RECORDS PROVIDED:
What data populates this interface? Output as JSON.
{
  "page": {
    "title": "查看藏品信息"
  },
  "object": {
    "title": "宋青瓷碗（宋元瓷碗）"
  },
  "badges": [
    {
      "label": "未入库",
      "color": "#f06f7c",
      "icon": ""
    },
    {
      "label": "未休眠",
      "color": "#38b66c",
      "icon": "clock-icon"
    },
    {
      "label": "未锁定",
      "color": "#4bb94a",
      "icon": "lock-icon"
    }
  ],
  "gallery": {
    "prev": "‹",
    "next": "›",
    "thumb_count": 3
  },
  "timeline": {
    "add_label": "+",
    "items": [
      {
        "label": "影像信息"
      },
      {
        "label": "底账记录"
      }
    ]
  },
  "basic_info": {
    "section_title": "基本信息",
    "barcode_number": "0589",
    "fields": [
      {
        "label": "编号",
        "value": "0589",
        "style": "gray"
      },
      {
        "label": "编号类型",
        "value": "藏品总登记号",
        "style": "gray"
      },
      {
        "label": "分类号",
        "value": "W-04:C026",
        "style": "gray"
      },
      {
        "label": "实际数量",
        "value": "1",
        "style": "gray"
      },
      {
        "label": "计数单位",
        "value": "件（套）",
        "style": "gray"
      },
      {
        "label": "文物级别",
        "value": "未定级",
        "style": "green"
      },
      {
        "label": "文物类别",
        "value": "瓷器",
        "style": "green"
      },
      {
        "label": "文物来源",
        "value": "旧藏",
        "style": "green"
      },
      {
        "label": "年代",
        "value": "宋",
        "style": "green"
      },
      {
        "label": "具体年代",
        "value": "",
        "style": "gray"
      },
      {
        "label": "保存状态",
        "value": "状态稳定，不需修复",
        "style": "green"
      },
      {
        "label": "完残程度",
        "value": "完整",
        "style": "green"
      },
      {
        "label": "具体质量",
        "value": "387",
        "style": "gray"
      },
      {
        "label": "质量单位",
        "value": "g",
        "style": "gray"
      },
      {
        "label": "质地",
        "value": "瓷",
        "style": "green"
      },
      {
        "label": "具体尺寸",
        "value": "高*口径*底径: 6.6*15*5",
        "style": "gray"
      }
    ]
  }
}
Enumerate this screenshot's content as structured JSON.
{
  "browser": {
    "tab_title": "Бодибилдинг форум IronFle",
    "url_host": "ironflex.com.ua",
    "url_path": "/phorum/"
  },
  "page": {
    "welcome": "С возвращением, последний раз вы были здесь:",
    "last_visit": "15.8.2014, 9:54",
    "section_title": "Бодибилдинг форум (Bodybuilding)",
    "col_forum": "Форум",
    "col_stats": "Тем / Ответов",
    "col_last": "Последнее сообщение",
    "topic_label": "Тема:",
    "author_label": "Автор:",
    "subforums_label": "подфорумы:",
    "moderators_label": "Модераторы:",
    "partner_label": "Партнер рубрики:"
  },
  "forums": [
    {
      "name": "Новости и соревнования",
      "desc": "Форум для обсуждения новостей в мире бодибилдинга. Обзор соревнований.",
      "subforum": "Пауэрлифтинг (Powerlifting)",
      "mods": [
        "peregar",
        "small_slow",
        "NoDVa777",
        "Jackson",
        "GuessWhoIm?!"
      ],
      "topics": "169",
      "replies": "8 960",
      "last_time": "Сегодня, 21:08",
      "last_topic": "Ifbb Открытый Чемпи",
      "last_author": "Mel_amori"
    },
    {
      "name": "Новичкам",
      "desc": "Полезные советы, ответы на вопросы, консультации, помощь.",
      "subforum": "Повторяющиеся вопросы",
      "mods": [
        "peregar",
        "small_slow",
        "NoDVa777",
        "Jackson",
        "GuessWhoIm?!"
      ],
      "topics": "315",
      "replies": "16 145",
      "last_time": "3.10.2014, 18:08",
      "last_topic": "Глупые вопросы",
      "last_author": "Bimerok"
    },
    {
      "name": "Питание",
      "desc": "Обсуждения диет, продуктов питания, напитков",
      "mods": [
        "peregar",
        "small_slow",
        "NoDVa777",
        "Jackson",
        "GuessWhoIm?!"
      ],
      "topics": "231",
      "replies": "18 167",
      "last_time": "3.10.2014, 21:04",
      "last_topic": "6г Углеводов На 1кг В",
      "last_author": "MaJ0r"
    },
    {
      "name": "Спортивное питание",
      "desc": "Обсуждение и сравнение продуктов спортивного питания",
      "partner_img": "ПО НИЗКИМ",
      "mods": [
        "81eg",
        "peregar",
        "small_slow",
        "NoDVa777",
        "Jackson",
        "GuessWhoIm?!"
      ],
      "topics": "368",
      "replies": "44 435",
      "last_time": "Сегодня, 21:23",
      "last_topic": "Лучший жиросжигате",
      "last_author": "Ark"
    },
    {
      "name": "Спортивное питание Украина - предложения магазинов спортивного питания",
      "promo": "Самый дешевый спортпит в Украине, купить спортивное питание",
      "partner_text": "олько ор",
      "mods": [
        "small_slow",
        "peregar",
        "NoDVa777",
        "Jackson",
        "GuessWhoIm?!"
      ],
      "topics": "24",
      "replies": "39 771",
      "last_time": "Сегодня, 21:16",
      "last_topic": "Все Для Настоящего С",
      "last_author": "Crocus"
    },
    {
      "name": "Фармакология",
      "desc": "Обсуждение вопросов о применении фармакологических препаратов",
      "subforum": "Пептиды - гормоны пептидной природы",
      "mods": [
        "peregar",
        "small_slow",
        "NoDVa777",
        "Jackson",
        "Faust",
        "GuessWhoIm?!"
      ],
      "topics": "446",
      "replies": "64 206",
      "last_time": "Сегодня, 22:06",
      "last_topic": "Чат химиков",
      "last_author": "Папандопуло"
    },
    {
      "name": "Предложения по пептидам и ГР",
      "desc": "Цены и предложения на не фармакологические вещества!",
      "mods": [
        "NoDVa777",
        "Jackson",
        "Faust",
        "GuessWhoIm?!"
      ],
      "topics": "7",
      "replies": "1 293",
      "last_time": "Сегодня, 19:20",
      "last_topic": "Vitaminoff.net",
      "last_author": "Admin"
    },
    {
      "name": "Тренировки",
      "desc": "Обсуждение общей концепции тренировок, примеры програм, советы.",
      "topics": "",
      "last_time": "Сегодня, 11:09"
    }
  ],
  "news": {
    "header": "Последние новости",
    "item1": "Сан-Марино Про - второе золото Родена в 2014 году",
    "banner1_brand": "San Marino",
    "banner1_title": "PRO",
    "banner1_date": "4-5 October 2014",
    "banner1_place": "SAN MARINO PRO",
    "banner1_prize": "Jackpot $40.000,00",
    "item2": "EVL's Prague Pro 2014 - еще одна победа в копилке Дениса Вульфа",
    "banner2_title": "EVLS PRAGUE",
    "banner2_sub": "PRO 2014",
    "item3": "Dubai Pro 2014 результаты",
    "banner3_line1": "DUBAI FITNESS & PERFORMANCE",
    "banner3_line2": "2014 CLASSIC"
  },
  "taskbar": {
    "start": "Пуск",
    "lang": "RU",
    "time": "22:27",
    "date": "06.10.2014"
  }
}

JOB: Copy the entries above exactly, leaving none out.

EXERCISE OUTPUT:
What data populates this interface? Output as JSON.
{
  "page": {
    "title": "查看藏品信息"
  },
  "object": {
    "title": "宋青瓷碗（宋元瓷碗）"
  },
  "badges": [
    {
      "label": "未入库",
      "color": "#f06f7c",
      "icon": ""
    },
    {
      "label": "未休眠",
      "color": "#38b66c",
      "icon": "clock-icon"
    },
    {
      "label": "未锁定",
      "color": "#4bb94a",
      "icon": "lock-icon"
    }
  ],
  "gallery": {
    "prev": "‹",
    "next": "›",
    "thumb_count": 3
  },
  "timeline": {
    "add_label": "+",
    "items": [
      {
        "label": "影像信息"
      },
      {
        "label": "底账记录"
      }
    ]
  },
  "basic_info": {
    "section_title": "基本信息",
    "barcode_number": "0589",
    "fields": [
      {
        "label": "编号",
        "value": "0589",
        "style": "gray"
      },
      {
        "label": "编号类型",
        "value": "藏品总登记号",
        "style": "gray"
      },
      {
        "label": "分类号",
        "value": "W-04:C026",
        "style": "gray"
      },
      {
        "label": "实际数量",
        "value": "1",
        "style": "gray"
      },
      {
        "label": "计数单位",
        "value": "件（套）",
        "style": "gray"
      },
      {
        "label": "文物级别",
        "value": "未定级",
        "style": "green"
      },
      {
        "label": "文物类别",
        "value": "瓷器",
        "style": "green"
      },
      {
        "label": "文物来源",
        "value": "旧藏",
        "style": "green"
      },
      {
        "label": "年代",
        "value": "宋",
        "style": "green"
      },
      {
        "label": "具体年代",
        "value": "",
        "style": "gray"
      },
      {
        "label": "保存状态",
        "value": "状态稳定，不需修复",
        "style": "green"
      },
      {
        "label": "完残程度",
        "value": "完整",
        "style": "green"
      },
      {
        "label": "具体质量",
        "value": "387",
        "style": "gray"
      },
      {
        "label": "质量单位",
        "value": "g",
        "style": "gray"
      },
      {
        "label": "质地",
        "value": "瓷",
        "style": "green"
      },
      {
        "label": "具体尺寸",
        "value": "高*口径*底径: 6.6*15*5",
        "style": "gray"
      }
    ]
  }
}
Enumerate this screenshot's content as structured JSON.
{
  "browser": {
    "tab_title": "Бодибилдинг форум IronFle",
    "url_host": "ironflex.com.ua",
    "url_path": "/phorum/"
  },
  "page": {
    "welcome": "С возвращением, последний раз вы были здесь:",
    "last_visit": "15.8.2014, 9:54",
    "section_title": "Бодибилдинг форум (Bodybuilding)",
    "col_forum": "Форум",
    "col_stats": "Тем / Ответов",
    "col_last": "Последнее сообщение",
    "topic_label": "Тема:",
    "author_label": "Автор:",
    "subforums_label": "подфорумы:",
    "moderators_label": "Модераторы:",
    "partner_label": "Партнер рубрики:"
  },
  "forums": [
    {
      "name": "Новости и соревнования",
      "desc": "Форум для обсуждения новостей в мире бодибилдинга. Обзор соревнований.",
      "subforum": "Пауэрлифтинг (Powerlifting)",
      "mods": [
        "peregar",
        "small_slow",
        "NoDVa777",
        "Jackson",
        "GuessWhoIm?!"
      ],
      "topics": "169",
      "replies": "8 960",
      "last_time": "Сегодня, 21:08",
      "last_topic": "Ifbb Открытый Чемпи",
      "last_author": "Mel_amori"
    },
    {
      "name": "Новичкам",
      "desc": "Полезные советы, ответы на вопросы, консультации, помощь.",
      "subforum": "Повторяющиеся вопросы",
      "mods": [
        "peregar",
        "small_slow",
        "NoDVa777",
        "Jackson",
        "GuessWhoIm?!"
      ],
      "topics": "315",
      "replies": "16 145",
      "last_time": "3.10.2014, 18:08",
      "last_topic": "Глупые вопросы",
      "last_author": "Bimerok"
    },
    {
      "name": "Питание",
      "desc": "Обсуждения диет, продуктов питания, напитков",
      "mods": [
        "peregar",
        "small_slow",
        "NoDVa777",
        "Jackson",
        "GuessWhoIm?!"
      ],
      "topics": "231",
      "replies": "18 167",
      "last_time": "3.10.2014, 21:04",
      "last_topic": "6г Углеводов На 1кг В",
      "last_author": "MaJ0r"
    },
    {
      "name": "Спортивное питание",
      "desc": "Обсуждение и сравнение продуктов спортивного питания",
      "partner_img": "ПО НИЗКИМ",
      "mods": [
        "81eg",
        "peregar",
        "small_slow",
        "NoDVa777",
        "Jackson",
        "GuessWhoIm?!"
      ],
      "topics": "368",
      "replies": "44 435",
      "last_time": "Сегодня, 21:23",
      "last_topic": "Лучший жиросжигате",
      "last_author": "Ark"
    },
    {
      "name": "Спортивное питание Украина - предложения магазинов спортивного питания",
      "promo": "Самый дешевый спортпит в Украине, купить спортивное питание",
      "partner_text": "олько ор",
      "mods": [
        "small_slow",
        "peregar",
        "NoDVa777",
        "Jackson",
        "GuessWhoIm?!"
      ],
      "topics": "24",
      "replies": "39 771",
      "last_time": "Сегодня, 21:16",
      "last_topic": "Все Для Настоящего С",
      "last_author": "Crocus"
    },
    {
      "name": "Фармакология",
      "desc": "Обсуждение вопросов о применении фармакологических препаратов",
      "subforum": "Пептиды - гормоны пептидной природы",
      "mods": [
        "peregar",
        "small_slow",
        "NoDVa777",
        "Jackson",
        "Faust",
        "GuessWhoIm?!"
      ],
      "topics": "446",
      "replies": "64 206",
      "last_time": "Сегодня, 22:06",
      "last_topic": "Чат химиков",
      "last_author": "Папандопуло"
    },
    {
      "name": "Предложения по пептидам и ГР",
      "desc": "Цены и предложения на не фармакологические вещества!",
      "mods": [
        "NoDVa777",
        "Jackson",
        "Faust",
        "GuessWhoIm?!"
      ],
      "topics": "7",
      "replies": "1 293",
      "last_time": "Сегодня, 19:20",
      "last_topic": "Vitaminoff.net",
      "last_author": "Admin"
    },
    {
      "name": "Тренировки",
      "desc": "Обсуждение общей концепции тренировок, примеры програм, советы.",
      "topics": "",
      "last_time": "Сегодня, 11:09"
    }
  ],
  "news": {
    "header": "Последние новости",
    "item1": "Сан-Марино Про - второе золото Родена в 2014 году",
    "banner1_brand": "San Marino",
    "banner1_title": "PRO",
    "banner1_date": "4-5 October 2014",
    "banner1_place": "SAN MARINO PRO",
    "banner1_prize": "Jackpot $40.000,00",
    "item2": "EVL's Prague Pro 2014 - еще одна победа в копилке Дениса Вульфа",
    "banner2_title": "EVLS PRAGUE",
    "banner2_sub": "PRO 2014",
    "item3": "Dubai Pro 2014 результаты",
    "banner3_line1": "DUBAI FITNESS & PERFORMANCE",
    "banner3_line2": "2014 CLASSIC"
  },
  "taskbar": {
    "start": "Пуск",
    "lang": "RU",
    "time": "22:27",
    "date": "06.10.2014"
  }
}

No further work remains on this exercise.